● Your objective: Reproduce, without any change, the entries from the line containing "56, 522, 59]" through the line containing "96, 783, 105]", including both of those lines.

● Entries:

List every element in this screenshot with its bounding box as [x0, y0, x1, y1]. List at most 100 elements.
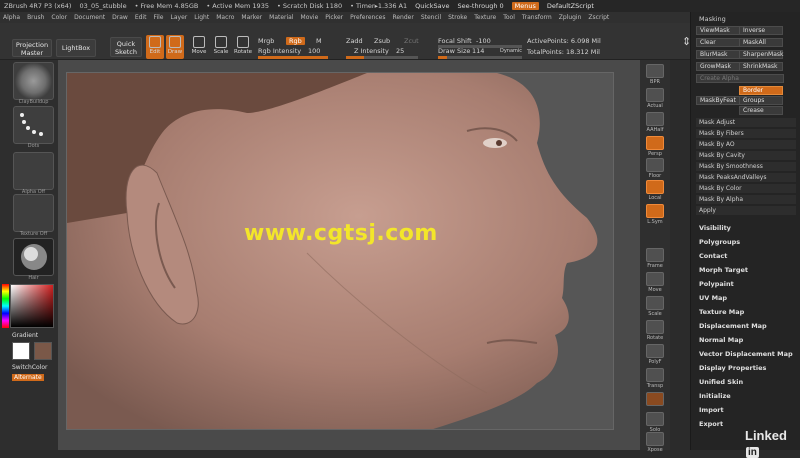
draw-size-slider[interactable]	[438, 56, 522, 59]
subpalette-unified-skin[interactable]: Unified Skin	[699, 378, 743, 386]
sharpenmask-button[interactable]: SharpenMask	[739, 50, 784, 59]
actual-button[interactable]: Actual	[643, 88, 667, 109]
m-button[interactable]: M	[316, 37, 322, 45]
maskall-button[interactable]: MaskAll	[739, 38, 783, 47]
quick-sketch-button[interactable]: Quick Sketch	[110, 37, 142, 57]
mask-by-fibers-item[interactable]: Mask By Fibers	[696, 129, 796, 139]
viewmask-button[interactable]: ViewMask	[696, 26, 740, 35]
border-toggle[interactable]: Border	[739, 86, 783, 95]
alpha-thumbnail[interactable]	[13, 152, 54, 190]
menu-render[interactable]: Render	[392, 14, 413, 21]
canvas-viewport[interactable]: www.cgtsj.com	[58, 60, 640, 450]
mask-peaks-valleys-item[interactable]: Mask PeaksAndValleys	[696, 173, 796, 183]
menu-picker[interactable]: Picker	[325, 14, 343, 21]
hue-strip[interactable]	[2, 284, 9, 328]
subpalette-morph-target[interactable]: Morph Target	[699, 266, 748, 274]
rotate-mode-button[interactable]: Rotate	[234, 35, 252, 59]
menu-zscript[interactable]: Zscript	[588, 14, 609, 21]
menu-preferences[interactable]: Preferences	[350, 14, 385, 21]
main-color-swatch[interactable]	[12, 342, 30, 360]
zsub-button[interactable]: Zsub	[374, 37, 390, 45]
inverse-button[interactable]: Inverse	[739, 26, 783, 35]
menu-zplugin[interactable]: Zplugin	[559, 14, 582, 21]
menu-marker[interactable]: Marker	[241, 14, 262, 21]
subpalette-polypaint[interactable]: Polypaint	[699, 280, 734, 288]
menus-toggle[interactable]: Menus	[511, 2, 539, 10]
menu-light[interactable]: Light	[194, 14, 209, 21]
scale-mode-button[interactable]: Scale	[212, 35, 230, 59]
subpalette-uv-map[interactable]: UV Map	[699, 294, 727, 302]
shrinkmask-button[interactable]: ShrinkMask	[739, 62, 783, 71]
transp-button[interactable]: Transp	[643, 368, 667, 389]
quicksave-button[interactable]: QuickSave	[415, 2, 449, 10]
menu-material[interactable]: Material	[269, 14, 293, 21]
subpalette-polygroups[interactable]: Polygroups	[699, 238, 740, 246]
rotate-view-button[interactable]: Rotate	[643, 320, 667, 341]
color-picker[interactable]	[10, 284, 54, 328]
subpalette-visibility[interactable]: Visibility	[699, 224, 731, 232]
groups-toggle[interactable]: Groups	[739, 96, 783, 105]
subpalette-display-properties[interactable]: Display Properties	[699, 364, 766, 372]
solo-label-button[interactable]: Solo	[643, 412, 667, 433]
switchcolor-button[interactable]: SwitchColor	[12, 364, 48, 371]
mask-by-smoothness-item[interactable]: Mask By Smoothness	[696, 162, 796, 172]
mask-adjust-item[interactable]: Mask Adjust	[696, 118, 796, 128]
draw-mode-button[interactable]: Draw	[166, 35, 184, 59]
bpr-button[interactable]: BPR	[643, 64, 667, 85]
z-intensity-slider[interactable]	[346, 56, 418, 59]
mask-by-ao-item[interactable]: Mask By AO	[696, 140, 796, 150]
frame-button[interactable]: Frame	[643, 248, 667, 269]
polyf-button[interactable]: PolyF	[643, 344, 667, 365]
mask-by-cavity-item[interactable]: Mask By Cavity	[696, 151, 796, 161]
masking-title[interactable]: Masking	[699, 15, 726, 23]
rgb-button[interactable]: Rgb	[286, 37, 305, 45]
mask-by-color-item[interactable]: Mask By Color	[696, 184, 796, 194]
brush-thumbnail[interactable]	[13, 62, 54, 100]
menu-movie[interactable]: Movie	[301, 14, 319, 21]
clear-button[interactable]: Clear	[696, 38, 740, 47]
menu-color[interactable]: Color	[51, 14, 67, 21]
secondary-color-swatch[interactable]	[34, 342, 52, 360]
dynamic-button[interactable]: Dynamic	[500, 48, 522, 54]
menu-layer[interactable]: Layer	[171, 14, 188, 21]
subpalette-displacement-map[interactable]: Displacement Map	[699, 322, 767, 330]
menu-alpha[interactable]: Alpha	[3, 14, 20, 21]
edit-mode-button[interactable]: Edit	[146, 35, 164, 59]
floor-button[interactable]: Floor	[643, 158, 667, 179]
aahalf-button[interactable]: AAHalf	[643, 112, 667, 133]
subpalette-contact[interactable]: Contact	[699, 252, 727, 260]
create-alpha-button[interactable]: Create Alpha	[696, 74, 784, 83]
menu-file[interactable]: File	[153, 14, 163, 21]
default-zscript-button[interactable]: DefaultZScript	[547, 2, 594, 10]
subpalette-normal-map[interactable]: Normal Map	[699, 336, 743, 344]
lightbox-button[interactable]: LightBox	[56, 39, 96, 57]
see-through-slider[interactable]: See-through 0	[457, 2, 503, 10]
menu-brush[interactable]: Brush	[27, 14, 44, 21]
subpalette-texture-map[interactable]: Texture Map	[699, 308, 744, 316]
projection-master-button[interactable]: Projection Master	[12, 39, 52, 57]
subpalette-initialize[interactable]: Initialize	[699, 392, 731, 400]
stroke-thumbnail[interactable]	[13, 106, 54, 144]
menu-macro[interactable]: Macro	[216, 14, 234, 21]
solo-button[interactable]	[643, 392, 667, 407]
mrgb-button[interactable]: Mrgb	[258, 37, 274, 45]
gradient-label[interactable]: Gradient	[12, 332, 38, 339]
zadd-button[interactable]: Zadd	[346, 37, 363, 45]
subpalette-import[interactable]: Import	[699, 406, 724, 414]
menu-document[interactable]: Document	[74, 14, 105, 21]
growmask-button[interactable]: GrowMask	[696, 62, 740, 71]
lsym-button[interactable]: L.Sym	[643, 204, 667, 225]
rgb-intensity-slider[interactable]	[258, 56, 328, 59]
subpalette-export[interactable]: Export	[699, 420, 723, 428]
apply-button[interactable]: Apply	[696, 206, 796, 216]
menu-transform[interactable]: Transform	[522, 14, 552, 21]
mask-by-alpha-item[interactable]: Mask By Alpha	[696, 195, 796, 205]
persp-button[interactable]: Persp	[643, 136, 667, 157]
menu-stencil[interactable]: Stencil	[421, 14, 441, 21]
material-thumbnail[interactable]	[13, 238, 54, 276]
move-view-button[interactable]: Move	[643, 272, 667, 293]
crease-toggle[interactable]: Crease	[739, 106, 783, 115]
menu-edit[interactable]: Edit	[135, 14, 147, 21]
menu-draw[interactable]: Draw	[112, 14, 128, 21]
subpalette-vector-displacement-map[interactable]: Vector Displacement Map	[699, 350, 793, 358]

● Exercise output:
draw-size-slider[interactable]	[438, 56, 522, 59]
subpalette-unified-skin[interactable]: Unified Skin	[699, 378, 743, 386]
sharpenmask-button[interactable]: SharpenMask	[739, 50, 784, 59]
actual-button[interactable]: Actual	[643, 88, 667, 109]
m-button[interactable]: M	[316, 37, 322, 45]
maskall-button[interactable]: MaskAll	[739, 38, 783, 47]
quick-sketch-button[interactable]: Quick Sketch	[110, 37, 142, 57]
mask-by-fibers-item[interactable]: Mask By Fibers	[696, 129, 796, 139]
viewmask-button[interactable]: ViewMask	[696, 26, 740, 35]
border-toggle[interactable]: Border	[739, 86, 783, 95]
alpha-thumbnail[interactable]	[13, 152, 54, 190]
menu-render[interactable]: Render	[392, 14, 413, 21]
canvas-viewport[interactable]: www.cgtsj.com	[58, 60, 640, 450]
mask-peaks-valleys-item[interactable]: Mask PeaksAndValleys	[696, 173, 796, 183]
menu-picker[interactable]: Picker	[325, 14, 343, 21]
hue-strip[interactable]	[2, 284, 9, 328]
subpalette-morph-target[interactable]: Morph Target	[699, 266, 748, 274]
rotate-mode-button[interactable]: Rotate	[234, 35, 252, 59]
menu-zscript[interactable]: Zscript	[588, 14, 609, 21]
menu-preferences[interactable]: Preferences	[350, 14, 385, 21]
main-color-swatch[interactable]	[12, 342, 30, 360]
zsub-button[interactable]: Zsub	[374, 37, 390, 45]
inverse-button[interactable]: Inverse	[739, 26, 783, 35]
menu-zplugin[interactable]: Zplugin	[559, 14, 582, 21]
menu-marker[interactable]: Marker	[241, 14, 262, 21]
subpalette-polypaint[interactable]: Polypaint	[699, 280, 734, 288]
menus-toggle[interactable]: Menus	[511, 2, 539, 10]
menu-light[interactable]: Light	[194, 14, 209, 21]
scale-mode-button[interactable]: Scale	[212, 35, 230, 59]
subpalette-uv-map[interactable]: UV Map	[699, 294, 727, 302]
shrinkmask-button[interactable]: ShrinkMask	[739, 62, 783, 71]
transp-button[interactable]: Transp	[643, 368, 667, 389]
quicksave-button[interactable]: QuickSave	[415, 2, 449, 10]
menu-material[interactable]: Material	[269, 14, 293, 21]
subpalette-polygroups[interactable]: Polygroups	[699, 238, 740, 246]
rotate-view-button[interactable]: Rotate	[643, 320, 667, 341]
color-picker[interactable]	[10, 284, 54, 328]
subpalette-visibility[interactable]: Visibility	[699, 224, 731, 232]
groups-toggle[interactable]: Groups	[739, 96, 783, 105]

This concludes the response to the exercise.